■ **Exercise details**:
Please format the listing below as a Markdown table with two columns, Row and Entry: number each line under Row and put its text under Entry, omitting any blank lines.

>> start

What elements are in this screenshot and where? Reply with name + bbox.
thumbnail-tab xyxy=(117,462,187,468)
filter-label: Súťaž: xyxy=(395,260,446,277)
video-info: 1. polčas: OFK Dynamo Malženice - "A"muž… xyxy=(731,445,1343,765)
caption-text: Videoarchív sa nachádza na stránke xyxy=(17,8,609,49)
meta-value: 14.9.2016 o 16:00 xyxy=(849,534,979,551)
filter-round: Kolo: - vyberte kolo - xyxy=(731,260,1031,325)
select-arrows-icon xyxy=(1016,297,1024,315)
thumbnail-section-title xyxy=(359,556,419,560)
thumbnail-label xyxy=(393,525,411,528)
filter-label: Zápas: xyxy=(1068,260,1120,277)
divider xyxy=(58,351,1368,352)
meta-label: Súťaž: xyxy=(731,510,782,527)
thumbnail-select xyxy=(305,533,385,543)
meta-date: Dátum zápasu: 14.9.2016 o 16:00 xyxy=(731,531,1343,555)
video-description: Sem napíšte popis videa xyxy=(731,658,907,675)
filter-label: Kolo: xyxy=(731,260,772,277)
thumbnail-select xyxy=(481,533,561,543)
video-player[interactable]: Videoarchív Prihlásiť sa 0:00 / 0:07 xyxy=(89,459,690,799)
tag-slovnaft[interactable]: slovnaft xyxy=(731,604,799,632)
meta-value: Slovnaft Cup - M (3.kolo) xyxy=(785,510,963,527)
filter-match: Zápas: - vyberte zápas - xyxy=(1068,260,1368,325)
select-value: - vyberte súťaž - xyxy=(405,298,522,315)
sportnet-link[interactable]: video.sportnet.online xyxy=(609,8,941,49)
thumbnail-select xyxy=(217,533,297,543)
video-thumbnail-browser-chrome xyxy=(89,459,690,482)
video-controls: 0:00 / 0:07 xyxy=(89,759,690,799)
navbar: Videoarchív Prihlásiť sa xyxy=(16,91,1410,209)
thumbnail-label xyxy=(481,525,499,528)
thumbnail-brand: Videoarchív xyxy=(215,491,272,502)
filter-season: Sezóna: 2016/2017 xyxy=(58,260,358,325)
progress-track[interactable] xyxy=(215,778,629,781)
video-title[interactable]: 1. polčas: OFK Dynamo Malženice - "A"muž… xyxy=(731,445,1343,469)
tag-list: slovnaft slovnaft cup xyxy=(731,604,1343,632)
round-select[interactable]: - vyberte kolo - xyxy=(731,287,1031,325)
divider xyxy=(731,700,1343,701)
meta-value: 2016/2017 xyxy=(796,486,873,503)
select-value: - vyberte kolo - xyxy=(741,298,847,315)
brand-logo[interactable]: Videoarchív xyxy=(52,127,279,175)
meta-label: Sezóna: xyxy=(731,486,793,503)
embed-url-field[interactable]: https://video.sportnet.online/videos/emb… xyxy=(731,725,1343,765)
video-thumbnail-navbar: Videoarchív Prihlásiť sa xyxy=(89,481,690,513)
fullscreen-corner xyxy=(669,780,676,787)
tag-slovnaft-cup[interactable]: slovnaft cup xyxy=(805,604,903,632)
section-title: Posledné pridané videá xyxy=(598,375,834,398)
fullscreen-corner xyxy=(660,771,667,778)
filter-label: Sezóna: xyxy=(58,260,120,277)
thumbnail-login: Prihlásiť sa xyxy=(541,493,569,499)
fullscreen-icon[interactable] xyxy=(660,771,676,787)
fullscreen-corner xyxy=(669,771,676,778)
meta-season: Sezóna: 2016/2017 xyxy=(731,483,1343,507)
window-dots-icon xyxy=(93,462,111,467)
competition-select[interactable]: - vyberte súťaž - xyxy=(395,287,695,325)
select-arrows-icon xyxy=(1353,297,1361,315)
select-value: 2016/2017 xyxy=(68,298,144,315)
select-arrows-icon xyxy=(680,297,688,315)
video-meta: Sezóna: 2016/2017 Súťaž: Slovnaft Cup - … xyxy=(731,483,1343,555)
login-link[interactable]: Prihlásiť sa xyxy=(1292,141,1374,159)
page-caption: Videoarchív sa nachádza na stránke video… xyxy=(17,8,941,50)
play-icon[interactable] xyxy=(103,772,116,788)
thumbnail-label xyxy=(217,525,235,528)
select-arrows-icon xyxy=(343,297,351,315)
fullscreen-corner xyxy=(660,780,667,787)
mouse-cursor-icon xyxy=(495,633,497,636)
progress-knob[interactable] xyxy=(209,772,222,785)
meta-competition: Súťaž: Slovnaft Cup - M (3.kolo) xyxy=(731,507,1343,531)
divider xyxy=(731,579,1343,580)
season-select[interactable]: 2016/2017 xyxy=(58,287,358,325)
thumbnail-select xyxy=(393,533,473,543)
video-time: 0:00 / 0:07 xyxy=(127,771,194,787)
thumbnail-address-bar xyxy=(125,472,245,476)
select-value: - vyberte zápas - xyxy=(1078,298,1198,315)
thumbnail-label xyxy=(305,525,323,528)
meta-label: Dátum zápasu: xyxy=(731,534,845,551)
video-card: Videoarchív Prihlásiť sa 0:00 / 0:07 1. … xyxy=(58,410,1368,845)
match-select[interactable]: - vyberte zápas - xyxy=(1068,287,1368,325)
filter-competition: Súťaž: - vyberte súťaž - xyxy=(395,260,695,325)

>> end

■ **The output**:
| Row | Entry |
|---|---|
| 1 | What elements are in this screenshot and where? Reply with name + bbox. |
| 2 | thumbnail-tab xyxy=(117,462,187,468) |
| 3 | filter-label: Súťaž: xyxy=(395,260,446,277) |
| 4 | video-info: 1. polčas: OFK Dynamo Malženice - "A"muž… xyxy=(731,445,1343,765) |
| 5 | caption-text: Videoarchív sa nachádza na stránke xyxy=(17,8,609,49) |
| 6 | meta-value: 14.9.2016 o 16:00 xyxy=(849,534,979,551) |
| 7 | filter-round: Kolo: - vyberte kolo - xyxy=(731,260,1031,325) |
| 8 | select-arrows-icon xyxy=(1016,297,1024,315) |
| 9 | thumbnail-section-title xyxy=(359,556,419,560) |
| 10 | thumbnail-label xyxy=(393,525,411,528) |
| 11 | filter-label: Zápas: xyxy=(1068,260,1120,277) |
| 12 | divider xyxy=(58,351,1368,352) |
| 13 | meta-label: Súťaž: xyxy=(731,510,782,527) |
| 14 | thumbnail-select xyxy=(305,533,385,543) |
| 15 | meta-date: Dátum zápasu: 14.9.2016 o 16:00 xyxy=(731,531,1343,555) |
| 16 | video-description: Sem napíšte popis videa xyxy=(731,658,907,675) |
| 17 | filter-label: Kolo: xyxy=(731,260,772,277) |
| 18 | thumbnail-select xyxy=(481,533,561,543) |
| 19 | video-player[interactable]: Videoarchív Prihlásiť sa 0:00 / 0:07 xyxy=(89,459,690,799) |
| 20 | tag-slovnaft[interactable]: slovnaft xyxy=(731,604,799,632) |
| 21 | meta-value: Slovnaft Cup - M (3.kolo) xyxy=(785,510,963,527) |
| 22 | filter-match: Zápas: - vyberte zápas - xyxy=(1068,260,1368,325) |
| 23 | select-value: - vyberte súťaž - xyxy=(405,298,522,315) |
| 24 | sportnet-link[interactable]: video.sportnet.online xyxy=(609,8,941,49) |
| 25 | thumbnail-select xyxy=(217,533,297,543) |
| 26 | video-thumbnail-browser-chrome xyxy=(89,459,690,482) |
| 27 | video-controls: 0:00 / 0:07 xyxy=(89,759,690,799) |
| 28 | navbar: Videoarchív Prihlásiť sa xyxy=(16,91,1410,209) |
| 29 | thumbnail-label xyxy=(481,525,499,528) |
| 30 | thumbnail-brand: Videoarchív xyxy=(215,491,272,502) |
| 31 | filter-season: Sezóna: 2016/2017 xyxy=(58,260,358,325) |
| 32 | progress-track[interactable] xyxy=(215,778,629,781) |
| 33 | video-title[interactable]: 1. polčas: OFK Dynamo Malženice - "A"muž… xyxy=(731,445,1343,469) |
| 34 | tag-list: slovnaft slovnaft cup xyxy=(731,604,1343,632) |
| 35 | round-select[interactable]: - vyberte kolo - xyxy=(731,287,1031,325) |
| 36 | divider xyxy=(731,700,1343,701) |
| 37 | meta-value: 2016/2017 xyxy=(796,486,873,503) |
| 38 | select-value: - vyberte kolo - xyxy=(741,298,847,315) |
| 39 | brand-logo[interactable]: Videoarchív xyxy=(52,127,279,175) |
| 40 | meta-label: Sezóna: xyxy=(731,486,793,503) |
| 41 | embed-url-field[interactable]: https://video.sportnet.online/videos/emb… xyxy=(731,725,1343,765) |
| 42 | video-thumbnail-navbar: Videoarchív Prihlásiť sa xyxy=(89,481,690,513) |
| 43 | fullscreen-corner xyxy=(669,780,676,787) |
| 44 | tag-slovnaft-cup[interactable]: slovnaft cup xyxy=(805,604,903,632) |
| 45 | section-title: Posledné pridané videá xyxy=(598,375,834,398) |
| 46 | fullscreen-corner xyxy=(660,771,667,778) |
| 47 | filter-label: Sezóna: xyxy=(58,260,120,277) |
| 48 | thumbnail-login: Prihlásiť sa xyxy=(541,493,569,499) |
| 49 | fullscreen-icon[interactable] xyxy=(660,771,676,787) |
| 50 | fullscreen-corner xyxy=(669,771,676,778) |
| 51 | meta-season: Sezóna: 2016/2017 xyxy=(731,483,1343,507) |
| 52 | window-dots-icon xyxy=(93,462,111,467) |
| 53 | competition-select[interactable]: - vyberte súťaž - xyxy=(395,287,695,325) |
| 54 | select-arrows-icon xyxy=(1353,297,1361,315) |
| 55 | select-value: 2016/2017 xyxy=(68,298,144,315) |
| 56 | select-arrows-icon xyxy=(680,297,688,315) |
| 57 | video-meta: Sezóna: 2016/2017 Súťaž: Slovnaft Cup - … xyxy=(731,483,1343,555) |
| 58 | login-link[interactable]: Prihlásiť sa xyxy=(1292,141,1374,159) |
| 59 | page-caption: Videoarchív sa nachádza na stránke video… xyxy=(17,8,941,50) |
| 60 | play-icon[interactable] xyxy=(103,772,116,788) |
| 61 | thumbnail-label xyxy=(217,525,235,528) |
| 62 | select-arrows-icon xyxy=(343,297,351,315) |
| 63 | fullscreen-corner xyxy=(660,780,667,787) |
| 64 | mouse-cursor-icon xyxy=(495,633,497,636) |
| 65 | progress-knob[interactable] xyxy=(209,772,222,785) |
| 66 | meta-competition: Súťaž: Slovnaft Cup - M (3.kolo) xyxy=(731,507,1343,531) |
| 67 | divider xyxy=(731,579,1343,580) |
| 68 | season-select[interactable]: 2016/2017 xyxy=(58,287,358,325) |
| 69 | thumbnail-select xyxy=(393,533,473,543) |
| 70 | video-time: 0:00 / 0:07 xyxy=(127,771,194,787) |
| 71 | thumbnail-address-bar xyxy=(125,472,245,476) |
| 72 | select-value: - vyberte zápas - xyxy=(1078,298,1198,315) |
| 73 | thumbnail-label xyxy=(305,525,323,528) |
| 74 | meta-label: Dátum zápasu: xyxy=(731,534,845,551) |
| 75 | video-card: Videoarchív Prihlásiť sa 0:00 / 0:07 1. … xyxy=(58,410,1368,845) |
| 76 | match-select[interactable]: - vyberte zápas - xyxy=(1068,287,1368,325) |
| 77 | filter-competition: Súťaž: - vyberte súťaž - xyxy=(395,260,695,325) |